* **EXERCISE DIRECTIONS**: Select, from the material below, each line with "Инспектор" in it.

* **DATA SECTION**:
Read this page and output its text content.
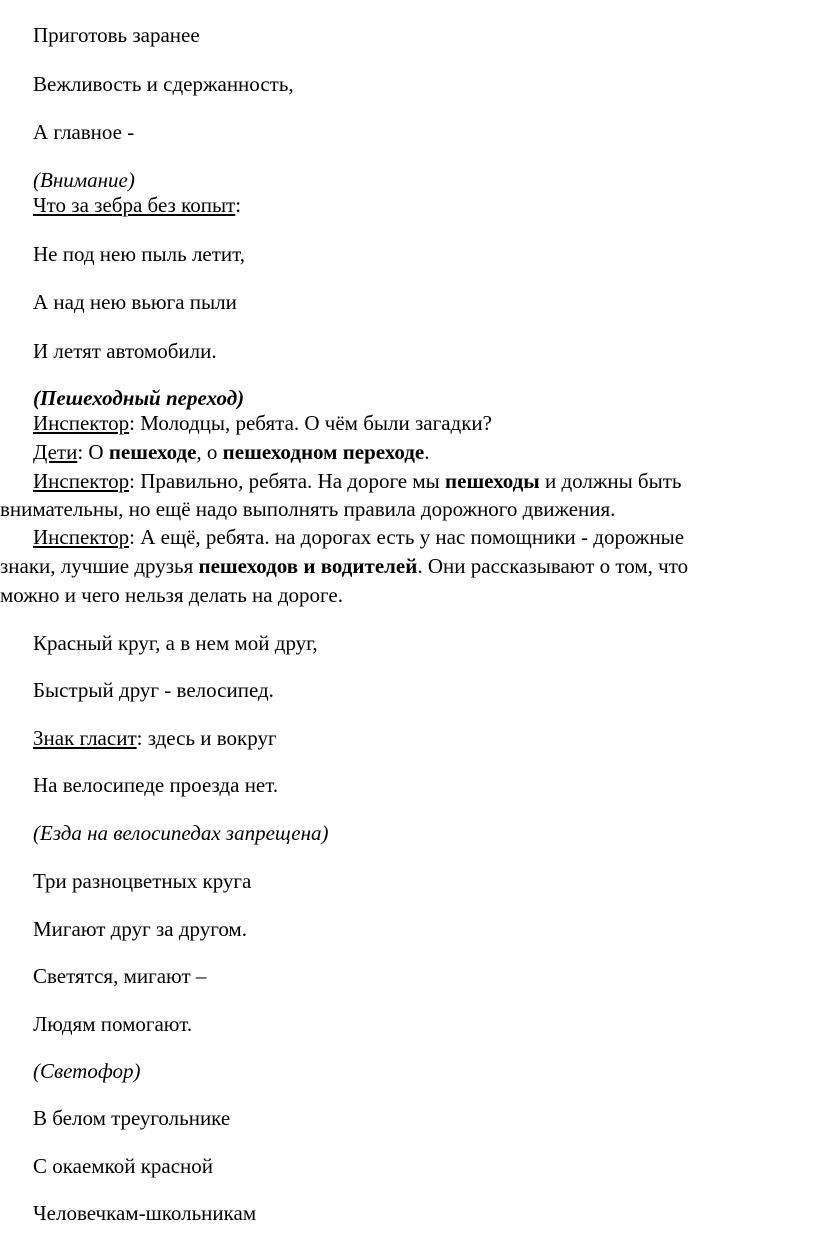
Приготовь заранее
Вежливость и сдержанность,
А главное -
(Внимание)
Что за зебра без копыт:
Не под нею пыль летит,
А над нею вьюга пыли
И летят автомобили.
(Пешеходный переход)
Инспектор: Молодцы, ребята. О чём были загадки?
Дети: О пешеходе, о пешеходном переходе.
Инспектор: Правильно, ребята. На дороге мы пешеходы и должны быть
внимательны, но ещё надо выполнять правила дорожного движения.
Инспектор: А ещё, ребята. на дорогах есть у нас помощники - дорожные
знаки, лучшие друзья пешеходов и водителей. Они рассказывают о том, что
можно и чего нельзя делать на дороге.
Красный круг, а в нем мой друг,
Быстрый друг - велосипед.
Знак гласит: здесь и вокруг
На велосипеде проезда нет.
(Езда на велосипедах запрещена)
Три разноцветных круга
Мигают друг за другом.
Светятся, мигают –
Людям помогают.
(Светофор)
В белом треугольнике
С окаемкой красной
Человечкам-школьникам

* **CORRECT RESULT**:
Инспектор: Молодцы, ребята. О чём были загадки?
Инспектор: Правильно, ребята. На дороге мы пешеходы и должны быть
Инспектор: А ещё, ребята. на дорогах есть у нас помощники - дорожные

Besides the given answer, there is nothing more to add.